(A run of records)
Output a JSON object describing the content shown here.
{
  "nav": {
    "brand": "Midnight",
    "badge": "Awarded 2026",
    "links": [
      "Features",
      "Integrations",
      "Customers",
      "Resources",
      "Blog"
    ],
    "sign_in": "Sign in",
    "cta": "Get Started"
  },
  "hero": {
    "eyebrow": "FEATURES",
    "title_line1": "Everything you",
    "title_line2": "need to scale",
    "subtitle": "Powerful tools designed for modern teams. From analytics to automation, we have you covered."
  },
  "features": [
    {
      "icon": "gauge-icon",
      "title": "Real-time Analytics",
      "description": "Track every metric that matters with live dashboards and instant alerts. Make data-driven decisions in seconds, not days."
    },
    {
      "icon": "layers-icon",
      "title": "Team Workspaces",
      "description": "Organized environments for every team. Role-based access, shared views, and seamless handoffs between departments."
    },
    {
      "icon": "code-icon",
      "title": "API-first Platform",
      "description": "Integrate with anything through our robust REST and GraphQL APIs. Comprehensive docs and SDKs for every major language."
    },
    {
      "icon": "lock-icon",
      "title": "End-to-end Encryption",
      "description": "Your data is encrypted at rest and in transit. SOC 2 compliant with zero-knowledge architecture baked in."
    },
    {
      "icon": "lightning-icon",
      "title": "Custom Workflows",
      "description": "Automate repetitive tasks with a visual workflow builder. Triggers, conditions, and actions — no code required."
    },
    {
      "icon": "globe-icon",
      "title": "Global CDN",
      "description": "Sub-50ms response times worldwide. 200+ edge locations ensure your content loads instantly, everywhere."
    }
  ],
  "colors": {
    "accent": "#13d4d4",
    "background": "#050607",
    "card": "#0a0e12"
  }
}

**SET EXERCISE:** From the entries, copy out each line containing the word "data".

**EXPECTED OUTPUT:**
      "description": "Track every metric that matters with live dashboards and instant alerts. Make data-driven decisions in seconds, not days."
      "description": "Your data is encrypted at rest and in transit. SOC 2 compliant with zero-knowledge architecture baked in."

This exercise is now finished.